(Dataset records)
>> BEGIN

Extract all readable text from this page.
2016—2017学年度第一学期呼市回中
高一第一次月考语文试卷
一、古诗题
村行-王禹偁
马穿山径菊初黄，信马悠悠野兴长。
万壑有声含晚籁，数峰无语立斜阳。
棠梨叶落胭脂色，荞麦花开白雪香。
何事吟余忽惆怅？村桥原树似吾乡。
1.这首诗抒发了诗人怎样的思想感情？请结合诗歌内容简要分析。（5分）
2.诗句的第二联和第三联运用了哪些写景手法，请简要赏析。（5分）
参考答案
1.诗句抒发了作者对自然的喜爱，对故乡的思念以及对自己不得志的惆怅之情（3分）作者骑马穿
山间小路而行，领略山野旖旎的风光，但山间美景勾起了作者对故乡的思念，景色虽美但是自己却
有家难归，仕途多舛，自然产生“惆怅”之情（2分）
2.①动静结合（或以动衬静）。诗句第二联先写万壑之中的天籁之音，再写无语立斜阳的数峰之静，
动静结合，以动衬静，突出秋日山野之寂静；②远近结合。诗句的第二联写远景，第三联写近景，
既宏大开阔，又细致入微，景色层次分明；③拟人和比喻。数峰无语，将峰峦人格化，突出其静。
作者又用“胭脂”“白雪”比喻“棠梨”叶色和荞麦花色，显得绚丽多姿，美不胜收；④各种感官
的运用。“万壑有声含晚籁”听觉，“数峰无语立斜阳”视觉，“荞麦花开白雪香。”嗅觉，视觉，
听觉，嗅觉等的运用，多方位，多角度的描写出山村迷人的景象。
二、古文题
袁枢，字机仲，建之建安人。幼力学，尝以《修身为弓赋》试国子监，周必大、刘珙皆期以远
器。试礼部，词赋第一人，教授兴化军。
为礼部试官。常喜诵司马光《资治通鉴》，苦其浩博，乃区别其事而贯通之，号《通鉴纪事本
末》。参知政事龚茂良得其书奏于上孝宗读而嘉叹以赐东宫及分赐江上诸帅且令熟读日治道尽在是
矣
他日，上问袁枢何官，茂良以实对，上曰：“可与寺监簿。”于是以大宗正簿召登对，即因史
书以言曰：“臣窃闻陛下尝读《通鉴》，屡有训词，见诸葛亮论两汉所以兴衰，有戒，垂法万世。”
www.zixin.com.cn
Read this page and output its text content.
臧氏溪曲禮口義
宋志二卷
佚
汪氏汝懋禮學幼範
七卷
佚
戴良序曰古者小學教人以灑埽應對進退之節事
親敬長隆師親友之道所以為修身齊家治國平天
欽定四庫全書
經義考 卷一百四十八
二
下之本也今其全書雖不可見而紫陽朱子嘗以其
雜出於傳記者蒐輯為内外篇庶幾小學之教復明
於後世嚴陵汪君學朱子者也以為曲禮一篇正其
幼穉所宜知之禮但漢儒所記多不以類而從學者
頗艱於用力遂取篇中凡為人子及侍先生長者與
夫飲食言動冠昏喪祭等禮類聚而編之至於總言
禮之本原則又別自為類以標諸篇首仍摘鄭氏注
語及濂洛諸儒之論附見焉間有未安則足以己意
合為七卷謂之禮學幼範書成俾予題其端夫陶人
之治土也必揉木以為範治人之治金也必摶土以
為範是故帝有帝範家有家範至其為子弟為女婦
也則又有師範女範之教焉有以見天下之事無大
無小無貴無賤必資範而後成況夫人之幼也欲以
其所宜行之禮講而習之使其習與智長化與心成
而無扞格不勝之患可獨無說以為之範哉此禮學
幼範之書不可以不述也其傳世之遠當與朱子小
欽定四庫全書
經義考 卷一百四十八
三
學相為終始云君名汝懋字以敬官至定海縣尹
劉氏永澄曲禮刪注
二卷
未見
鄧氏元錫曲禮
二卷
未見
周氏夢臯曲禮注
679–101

>> END

Extract, verbatim, the lines from the one containing "Read this page and output its text content." through the last line of the listing above.

→ Exercise output:
Read this page and output its text content.
臧氏溪曲禮口義
宋志二卷
佚
汪氏汝懋禮學幼範
七卷
佚
戴良序曰古者小學教人以灑埽應對進退之節事
親敬長隆師親友之道所以為修身齊家治國平天
欽定四庫全書
經義考 卷一百四十八
二
下之本也今其全書雖不可見而紫陽朱子嘗以其
雜出於傳記者蒐輯為内外篇庶幾小學之教復明
於後世嚴陵汪君學朱子者也以為曲禮一篇正其
幼穉所宜知之禮但漢儒所記多不以類而從學者
頗艱於用力遂取篇中凡為人子及侍先生長者與
夫飲食言動冠昏喪祭等禮類聚而編之至於總言
禮之本原則又別自為類以標諸篇首仍摘鄭氏注
語及濂洛諸儒之論附見焉間有未安則足以己意
合為七卷謂之禮學幼範書成俾予題其端夫陶人
之治土也必揉木以為範治人之治金也必摶土以
為範是故帝有帝範家有家範至其為子弟為女婦
也則又有師範女範之教焉有以見天下之事無大
無小無貴無賤必資範而後成況夫人之幼也欲以
其所宜行之禮講而習之使其習與智長化與心成
而無扞格不勝之患可獨無說以為之範哉此禮學
幼範之書不可以不述也其傳世之遠當與朱子小
欽定四庫全書
經義考 卷一百四十八
三
學相為終始云君名汝懋字以敬官至定海縣尹
劉氏永澄曲禮刪注
二卷
未見
鄧氏元錫曲禮
二卷
未見
周氏夢臯曲禮注
679–101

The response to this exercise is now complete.